### Requirements
Work out how many lines in the entries below include the word "JSON". Give nothing but the number.
..............................
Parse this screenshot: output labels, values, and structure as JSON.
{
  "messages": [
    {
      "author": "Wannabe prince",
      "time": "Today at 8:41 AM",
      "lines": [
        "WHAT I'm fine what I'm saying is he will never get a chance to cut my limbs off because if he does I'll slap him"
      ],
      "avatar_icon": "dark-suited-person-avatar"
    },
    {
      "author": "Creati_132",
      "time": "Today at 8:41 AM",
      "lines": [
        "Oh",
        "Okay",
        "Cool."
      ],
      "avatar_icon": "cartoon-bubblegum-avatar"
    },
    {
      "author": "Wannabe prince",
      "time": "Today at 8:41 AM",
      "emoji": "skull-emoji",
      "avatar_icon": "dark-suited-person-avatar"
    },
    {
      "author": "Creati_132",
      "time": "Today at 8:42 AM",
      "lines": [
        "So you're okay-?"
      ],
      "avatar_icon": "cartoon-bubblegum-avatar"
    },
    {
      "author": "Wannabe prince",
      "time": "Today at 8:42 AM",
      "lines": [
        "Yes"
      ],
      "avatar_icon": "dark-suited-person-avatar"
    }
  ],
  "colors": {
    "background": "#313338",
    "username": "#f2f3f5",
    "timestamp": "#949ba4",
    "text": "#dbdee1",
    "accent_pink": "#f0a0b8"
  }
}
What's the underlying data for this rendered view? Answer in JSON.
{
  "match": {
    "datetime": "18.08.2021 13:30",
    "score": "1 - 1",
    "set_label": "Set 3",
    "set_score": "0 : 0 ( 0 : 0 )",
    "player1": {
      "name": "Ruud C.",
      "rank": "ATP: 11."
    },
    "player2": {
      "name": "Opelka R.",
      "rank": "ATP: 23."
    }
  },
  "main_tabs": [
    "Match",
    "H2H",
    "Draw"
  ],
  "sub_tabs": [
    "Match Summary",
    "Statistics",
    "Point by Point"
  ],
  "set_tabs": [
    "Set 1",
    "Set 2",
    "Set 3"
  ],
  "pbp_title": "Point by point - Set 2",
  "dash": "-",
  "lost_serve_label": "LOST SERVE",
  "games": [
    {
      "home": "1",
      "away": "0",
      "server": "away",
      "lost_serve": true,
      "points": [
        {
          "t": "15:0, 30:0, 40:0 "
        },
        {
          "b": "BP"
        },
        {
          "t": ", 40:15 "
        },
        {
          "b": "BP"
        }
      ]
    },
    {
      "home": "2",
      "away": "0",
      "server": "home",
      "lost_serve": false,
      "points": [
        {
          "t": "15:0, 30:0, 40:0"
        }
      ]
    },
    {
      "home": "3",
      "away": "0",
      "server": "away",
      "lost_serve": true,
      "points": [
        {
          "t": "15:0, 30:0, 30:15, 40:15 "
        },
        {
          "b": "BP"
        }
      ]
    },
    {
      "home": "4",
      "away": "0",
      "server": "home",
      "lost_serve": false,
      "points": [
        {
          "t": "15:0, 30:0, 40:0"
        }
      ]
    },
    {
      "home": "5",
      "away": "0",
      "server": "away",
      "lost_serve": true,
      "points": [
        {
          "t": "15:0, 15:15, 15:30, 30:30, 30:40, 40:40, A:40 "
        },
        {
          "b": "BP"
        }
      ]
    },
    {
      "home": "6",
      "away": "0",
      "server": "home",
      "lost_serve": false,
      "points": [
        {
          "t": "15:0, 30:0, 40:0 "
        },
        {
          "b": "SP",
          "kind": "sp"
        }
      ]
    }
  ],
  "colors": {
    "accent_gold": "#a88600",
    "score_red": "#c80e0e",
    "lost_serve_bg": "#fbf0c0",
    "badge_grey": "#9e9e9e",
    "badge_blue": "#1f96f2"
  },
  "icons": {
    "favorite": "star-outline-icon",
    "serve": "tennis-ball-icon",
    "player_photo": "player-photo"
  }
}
..............................
### Output for this exercise
2